__YOUR GOAL__. Review the listing and copy each line that holds the word "overall".

__MATERIALS PROVIDED__.
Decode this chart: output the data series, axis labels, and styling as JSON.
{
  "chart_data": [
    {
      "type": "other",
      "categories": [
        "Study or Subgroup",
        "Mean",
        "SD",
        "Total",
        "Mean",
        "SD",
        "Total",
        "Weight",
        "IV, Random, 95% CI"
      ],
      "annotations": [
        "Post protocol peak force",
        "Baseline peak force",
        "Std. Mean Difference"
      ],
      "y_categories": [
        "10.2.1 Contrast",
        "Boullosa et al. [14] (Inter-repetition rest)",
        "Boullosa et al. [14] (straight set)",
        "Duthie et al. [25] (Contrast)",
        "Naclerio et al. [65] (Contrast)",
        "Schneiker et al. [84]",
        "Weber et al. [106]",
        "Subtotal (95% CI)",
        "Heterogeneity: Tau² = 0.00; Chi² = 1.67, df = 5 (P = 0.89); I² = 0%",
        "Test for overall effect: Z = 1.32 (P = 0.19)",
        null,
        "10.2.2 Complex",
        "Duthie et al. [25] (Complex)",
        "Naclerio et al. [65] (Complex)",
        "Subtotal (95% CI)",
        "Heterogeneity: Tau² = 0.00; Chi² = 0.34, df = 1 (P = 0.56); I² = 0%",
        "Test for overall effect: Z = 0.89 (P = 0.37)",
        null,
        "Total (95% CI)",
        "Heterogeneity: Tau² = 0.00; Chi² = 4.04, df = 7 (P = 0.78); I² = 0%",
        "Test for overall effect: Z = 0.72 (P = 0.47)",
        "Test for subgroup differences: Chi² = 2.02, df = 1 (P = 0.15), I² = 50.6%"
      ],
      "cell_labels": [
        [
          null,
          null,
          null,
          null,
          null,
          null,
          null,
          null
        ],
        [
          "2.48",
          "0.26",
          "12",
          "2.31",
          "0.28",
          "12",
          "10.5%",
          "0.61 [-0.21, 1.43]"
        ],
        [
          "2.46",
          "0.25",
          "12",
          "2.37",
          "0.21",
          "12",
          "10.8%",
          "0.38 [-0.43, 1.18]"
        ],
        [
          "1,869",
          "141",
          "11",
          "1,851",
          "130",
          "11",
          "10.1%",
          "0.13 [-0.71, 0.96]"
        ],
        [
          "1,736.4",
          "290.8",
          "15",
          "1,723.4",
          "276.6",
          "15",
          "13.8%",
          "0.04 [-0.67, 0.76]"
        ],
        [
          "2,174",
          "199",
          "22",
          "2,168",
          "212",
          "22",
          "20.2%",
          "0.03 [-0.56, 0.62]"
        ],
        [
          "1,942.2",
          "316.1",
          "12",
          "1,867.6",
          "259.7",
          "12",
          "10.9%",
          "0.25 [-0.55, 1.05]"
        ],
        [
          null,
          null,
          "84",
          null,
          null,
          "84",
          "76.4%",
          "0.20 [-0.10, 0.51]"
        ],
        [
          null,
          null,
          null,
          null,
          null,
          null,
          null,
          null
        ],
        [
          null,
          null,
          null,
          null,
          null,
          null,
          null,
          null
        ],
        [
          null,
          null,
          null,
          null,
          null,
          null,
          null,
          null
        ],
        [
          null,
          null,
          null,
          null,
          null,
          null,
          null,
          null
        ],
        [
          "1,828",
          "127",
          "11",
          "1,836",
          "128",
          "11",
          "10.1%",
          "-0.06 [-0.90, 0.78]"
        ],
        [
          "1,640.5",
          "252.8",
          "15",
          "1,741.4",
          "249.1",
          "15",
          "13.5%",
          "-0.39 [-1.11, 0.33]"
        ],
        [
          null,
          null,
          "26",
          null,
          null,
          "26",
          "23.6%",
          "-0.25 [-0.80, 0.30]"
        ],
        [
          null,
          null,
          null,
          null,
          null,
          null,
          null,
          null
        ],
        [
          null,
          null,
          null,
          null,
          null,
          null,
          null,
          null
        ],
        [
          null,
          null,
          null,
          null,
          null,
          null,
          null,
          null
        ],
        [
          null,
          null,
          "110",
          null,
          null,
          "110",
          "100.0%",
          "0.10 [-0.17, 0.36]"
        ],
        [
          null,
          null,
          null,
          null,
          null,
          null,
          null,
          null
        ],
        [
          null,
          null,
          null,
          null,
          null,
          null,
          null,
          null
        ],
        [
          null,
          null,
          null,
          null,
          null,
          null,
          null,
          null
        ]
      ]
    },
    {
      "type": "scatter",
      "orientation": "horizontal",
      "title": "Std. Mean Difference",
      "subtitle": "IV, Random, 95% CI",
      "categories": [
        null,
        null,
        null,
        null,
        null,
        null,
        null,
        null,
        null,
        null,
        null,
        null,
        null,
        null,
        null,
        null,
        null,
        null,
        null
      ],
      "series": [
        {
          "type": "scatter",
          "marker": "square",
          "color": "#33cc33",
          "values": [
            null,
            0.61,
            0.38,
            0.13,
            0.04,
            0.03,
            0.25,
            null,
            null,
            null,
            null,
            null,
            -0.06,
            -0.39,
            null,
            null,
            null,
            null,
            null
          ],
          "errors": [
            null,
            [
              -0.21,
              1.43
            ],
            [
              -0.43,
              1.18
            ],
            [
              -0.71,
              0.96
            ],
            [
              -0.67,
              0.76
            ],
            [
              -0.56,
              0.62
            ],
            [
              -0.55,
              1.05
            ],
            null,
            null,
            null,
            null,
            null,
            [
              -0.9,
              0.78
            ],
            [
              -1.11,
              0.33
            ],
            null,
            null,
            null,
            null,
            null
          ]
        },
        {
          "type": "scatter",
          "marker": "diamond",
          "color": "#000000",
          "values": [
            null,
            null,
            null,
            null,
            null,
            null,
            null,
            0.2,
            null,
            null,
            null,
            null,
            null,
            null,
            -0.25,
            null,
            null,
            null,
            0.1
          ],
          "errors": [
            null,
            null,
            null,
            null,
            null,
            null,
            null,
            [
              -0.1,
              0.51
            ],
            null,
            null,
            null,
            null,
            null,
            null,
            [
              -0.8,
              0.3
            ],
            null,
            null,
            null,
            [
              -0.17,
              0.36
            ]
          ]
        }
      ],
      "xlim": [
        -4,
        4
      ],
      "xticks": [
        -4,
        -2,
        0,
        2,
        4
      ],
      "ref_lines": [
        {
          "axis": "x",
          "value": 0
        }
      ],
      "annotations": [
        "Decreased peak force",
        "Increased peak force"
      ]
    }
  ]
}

__FINISHED ANSWER__.
        "Test for overall effect: Z = 1.32 (P = 0.19)",
        "Test for overall effect: Z = 0.89 (P = 0.37)",
        "Test for overall effect: Z = 0.72 (P = 0.47)",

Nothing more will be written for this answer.